═══ DATA SUPPLIED

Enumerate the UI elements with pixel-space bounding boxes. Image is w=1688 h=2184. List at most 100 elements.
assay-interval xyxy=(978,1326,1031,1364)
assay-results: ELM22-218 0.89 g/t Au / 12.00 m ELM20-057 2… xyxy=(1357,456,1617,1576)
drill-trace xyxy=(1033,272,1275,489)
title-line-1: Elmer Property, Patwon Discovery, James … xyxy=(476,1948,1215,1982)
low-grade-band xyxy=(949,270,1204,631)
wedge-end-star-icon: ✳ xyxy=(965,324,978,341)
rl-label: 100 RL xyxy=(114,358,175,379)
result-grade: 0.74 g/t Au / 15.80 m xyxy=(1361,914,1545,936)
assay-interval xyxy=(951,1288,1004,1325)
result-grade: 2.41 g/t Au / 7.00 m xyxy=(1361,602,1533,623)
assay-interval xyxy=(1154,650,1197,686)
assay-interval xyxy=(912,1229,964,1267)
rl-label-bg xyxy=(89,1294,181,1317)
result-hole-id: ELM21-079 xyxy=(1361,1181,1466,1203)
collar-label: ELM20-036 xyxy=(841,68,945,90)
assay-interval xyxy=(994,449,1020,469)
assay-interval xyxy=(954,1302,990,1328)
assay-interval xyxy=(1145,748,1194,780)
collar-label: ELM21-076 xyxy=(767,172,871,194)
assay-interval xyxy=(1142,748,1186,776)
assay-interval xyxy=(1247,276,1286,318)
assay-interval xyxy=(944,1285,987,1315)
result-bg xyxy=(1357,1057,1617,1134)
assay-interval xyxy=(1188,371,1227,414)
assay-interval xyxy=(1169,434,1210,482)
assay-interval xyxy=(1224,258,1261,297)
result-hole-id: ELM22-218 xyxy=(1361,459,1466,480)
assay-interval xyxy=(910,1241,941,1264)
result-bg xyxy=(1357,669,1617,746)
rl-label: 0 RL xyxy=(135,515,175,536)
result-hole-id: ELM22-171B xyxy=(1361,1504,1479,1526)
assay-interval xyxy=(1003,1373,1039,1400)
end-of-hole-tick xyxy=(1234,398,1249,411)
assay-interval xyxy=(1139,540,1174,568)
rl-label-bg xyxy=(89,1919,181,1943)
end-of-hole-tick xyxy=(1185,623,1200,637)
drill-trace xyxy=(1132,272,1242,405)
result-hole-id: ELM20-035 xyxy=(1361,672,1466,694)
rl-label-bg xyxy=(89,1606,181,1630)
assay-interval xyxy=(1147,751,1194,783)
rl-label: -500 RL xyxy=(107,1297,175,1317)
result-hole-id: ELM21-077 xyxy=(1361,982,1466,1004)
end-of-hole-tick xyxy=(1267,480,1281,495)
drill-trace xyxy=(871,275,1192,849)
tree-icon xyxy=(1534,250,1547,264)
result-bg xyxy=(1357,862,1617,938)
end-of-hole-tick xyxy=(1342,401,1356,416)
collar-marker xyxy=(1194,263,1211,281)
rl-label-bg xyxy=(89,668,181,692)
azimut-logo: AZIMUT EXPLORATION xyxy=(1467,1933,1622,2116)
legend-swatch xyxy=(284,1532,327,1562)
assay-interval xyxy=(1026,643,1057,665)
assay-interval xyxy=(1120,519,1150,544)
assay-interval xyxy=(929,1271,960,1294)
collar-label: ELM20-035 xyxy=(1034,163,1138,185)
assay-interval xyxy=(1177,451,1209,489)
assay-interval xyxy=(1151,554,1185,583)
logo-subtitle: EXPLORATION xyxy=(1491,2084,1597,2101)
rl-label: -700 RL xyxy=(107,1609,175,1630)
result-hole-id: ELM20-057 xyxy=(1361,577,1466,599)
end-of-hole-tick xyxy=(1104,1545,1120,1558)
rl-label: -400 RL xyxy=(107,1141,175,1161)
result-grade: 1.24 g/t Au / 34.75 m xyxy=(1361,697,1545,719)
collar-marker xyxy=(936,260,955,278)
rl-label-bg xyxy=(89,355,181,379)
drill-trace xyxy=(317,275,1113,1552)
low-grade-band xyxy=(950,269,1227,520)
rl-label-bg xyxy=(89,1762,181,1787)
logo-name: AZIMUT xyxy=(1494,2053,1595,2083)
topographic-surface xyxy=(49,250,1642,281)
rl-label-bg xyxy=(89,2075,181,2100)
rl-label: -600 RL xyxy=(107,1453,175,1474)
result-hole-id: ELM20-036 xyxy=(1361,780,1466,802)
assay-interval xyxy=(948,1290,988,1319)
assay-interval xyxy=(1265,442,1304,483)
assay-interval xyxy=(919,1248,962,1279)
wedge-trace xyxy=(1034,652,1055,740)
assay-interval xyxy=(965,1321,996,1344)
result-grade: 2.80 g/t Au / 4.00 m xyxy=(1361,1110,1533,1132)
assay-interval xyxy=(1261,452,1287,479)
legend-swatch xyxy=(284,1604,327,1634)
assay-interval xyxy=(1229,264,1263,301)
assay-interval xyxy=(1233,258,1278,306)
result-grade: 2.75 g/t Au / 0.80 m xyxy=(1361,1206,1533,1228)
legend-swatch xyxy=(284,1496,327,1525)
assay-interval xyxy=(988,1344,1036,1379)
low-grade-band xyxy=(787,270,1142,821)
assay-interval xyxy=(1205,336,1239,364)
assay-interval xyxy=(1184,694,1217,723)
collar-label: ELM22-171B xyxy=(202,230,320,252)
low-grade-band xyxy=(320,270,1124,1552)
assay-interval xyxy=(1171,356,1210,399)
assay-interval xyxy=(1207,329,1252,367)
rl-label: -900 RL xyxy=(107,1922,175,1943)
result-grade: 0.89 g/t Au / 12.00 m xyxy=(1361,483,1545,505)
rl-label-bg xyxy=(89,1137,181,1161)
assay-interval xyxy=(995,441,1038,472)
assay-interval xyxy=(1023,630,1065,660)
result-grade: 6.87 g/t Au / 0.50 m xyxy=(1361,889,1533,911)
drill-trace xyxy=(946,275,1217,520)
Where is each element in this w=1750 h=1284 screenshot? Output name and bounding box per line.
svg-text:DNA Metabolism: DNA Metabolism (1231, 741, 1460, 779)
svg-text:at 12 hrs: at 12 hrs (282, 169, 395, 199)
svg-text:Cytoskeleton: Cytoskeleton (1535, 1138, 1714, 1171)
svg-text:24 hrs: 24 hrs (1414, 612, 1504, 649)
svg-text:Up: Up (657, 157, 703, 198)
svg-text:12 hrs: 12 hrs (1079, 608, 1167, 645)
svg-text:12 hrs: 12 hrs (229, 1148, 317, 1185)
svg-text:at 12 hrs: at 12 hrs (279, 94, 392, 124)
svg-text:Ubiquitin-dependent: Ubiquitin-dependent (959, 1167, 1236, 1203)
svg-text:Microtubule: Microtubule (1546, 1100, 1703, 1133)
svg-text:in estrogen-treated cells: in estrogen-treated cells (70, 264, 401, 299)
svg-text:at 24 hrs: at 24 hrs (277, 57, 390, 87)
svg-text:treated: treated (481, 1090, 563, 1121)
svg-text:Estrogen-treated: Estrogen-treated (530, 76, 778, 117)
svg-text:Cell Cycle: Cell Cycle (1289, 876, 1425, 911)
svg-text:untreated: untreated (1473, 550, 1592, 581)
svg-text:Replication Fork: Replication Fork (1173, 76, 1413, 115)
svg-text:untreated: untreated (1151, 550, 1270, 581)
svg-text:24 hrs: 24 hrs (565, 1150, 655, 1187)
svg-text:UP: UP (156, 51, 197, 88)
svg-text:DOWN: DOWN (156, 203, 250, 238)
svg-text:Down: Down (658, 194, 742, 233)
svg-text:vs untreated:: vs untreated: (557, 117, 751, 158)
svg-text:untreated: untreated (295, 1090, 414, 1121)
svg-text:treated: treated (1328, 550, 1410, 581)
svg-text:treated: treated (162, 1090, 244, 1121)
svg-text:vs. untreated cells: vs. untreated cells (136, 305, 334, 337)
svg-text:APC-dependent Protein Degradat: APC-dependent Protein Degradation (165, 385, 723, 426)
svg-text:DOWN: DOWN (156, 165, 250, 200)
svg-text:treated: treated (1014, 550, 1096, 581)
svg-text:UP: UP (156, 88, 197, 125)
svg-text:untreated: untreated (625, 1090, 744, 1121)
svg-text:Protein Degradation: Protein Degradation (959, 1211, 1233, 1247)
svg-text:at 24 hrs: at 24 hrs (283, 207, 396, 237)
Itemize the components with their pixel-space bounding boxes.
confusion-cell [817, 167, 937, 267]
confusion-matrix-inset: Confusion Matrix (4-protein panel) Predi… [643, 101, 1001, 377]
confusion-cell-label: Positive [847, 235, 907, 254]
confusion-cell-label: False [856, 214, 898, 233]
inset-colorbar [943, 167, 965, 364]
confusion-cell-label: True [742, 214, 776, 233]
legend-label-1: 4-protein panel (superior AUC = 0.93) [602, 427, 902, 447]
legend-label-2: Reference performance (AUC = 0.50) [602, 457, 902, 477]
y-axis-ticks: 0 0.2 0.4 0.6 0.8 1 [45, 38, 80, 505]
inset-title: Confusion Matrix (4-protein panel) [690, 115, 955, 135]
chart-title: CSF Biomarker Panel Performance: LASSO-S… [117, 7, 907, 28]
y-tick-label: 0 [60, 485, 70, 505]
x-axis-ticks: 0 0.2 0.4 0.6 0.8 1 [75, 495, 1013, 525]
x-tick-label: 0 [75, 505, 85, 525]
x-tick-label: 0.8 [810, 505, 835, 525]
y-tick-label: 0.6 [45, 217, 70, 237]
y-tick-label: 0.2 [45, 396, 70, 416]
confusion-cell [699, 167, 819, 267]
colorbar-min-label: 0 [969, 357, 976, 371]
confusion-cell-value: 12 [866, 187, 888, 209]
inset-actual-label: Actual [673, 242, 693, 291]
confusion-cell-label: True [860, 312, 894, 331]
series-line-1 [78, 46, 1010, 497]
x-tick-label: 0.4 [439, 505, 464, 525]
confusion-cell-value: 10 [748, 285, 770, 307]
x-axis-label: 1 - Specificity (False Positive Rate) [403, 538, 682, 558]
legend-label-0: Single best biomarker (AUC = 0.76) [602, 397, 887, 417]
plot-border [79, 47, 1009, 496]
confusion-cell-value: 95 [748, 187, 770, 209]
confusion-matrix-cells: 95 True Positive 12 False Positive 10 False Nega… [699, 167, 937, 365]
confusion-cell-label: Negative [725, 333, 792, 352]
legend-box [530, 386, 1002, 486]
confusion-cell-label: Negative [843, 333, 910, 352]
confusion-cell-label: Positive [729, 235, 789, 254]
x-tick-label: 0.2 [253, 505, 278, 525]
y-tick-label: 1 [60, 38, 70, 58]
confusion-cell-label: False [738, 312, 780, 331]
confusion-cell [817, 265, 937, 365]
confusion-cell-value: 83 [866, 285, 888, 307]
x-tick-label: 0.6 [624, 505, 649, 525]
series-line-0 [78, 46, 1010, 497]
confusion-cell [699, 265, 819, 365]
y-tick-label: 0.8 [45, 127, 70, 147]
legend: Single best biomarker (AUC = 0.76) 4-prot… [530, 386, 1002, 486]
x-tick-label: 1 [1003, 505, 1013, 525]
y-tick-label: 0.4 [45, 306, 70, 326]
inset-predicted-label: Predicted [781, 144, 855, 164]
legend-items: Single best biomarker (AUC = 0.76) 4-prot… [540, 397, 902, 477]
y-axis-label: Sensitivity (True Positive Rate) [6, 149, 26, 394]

══════

If a line above holds the string "with", return it as it stands.

== SOLUTION TO THIS PROBLEM ==
Enumerate the UI elements with pixel-space bounding boxes. Image is w=1688 h=2184. List at most 100 elements.
Itemize the components with their pixel-space bounding boxes.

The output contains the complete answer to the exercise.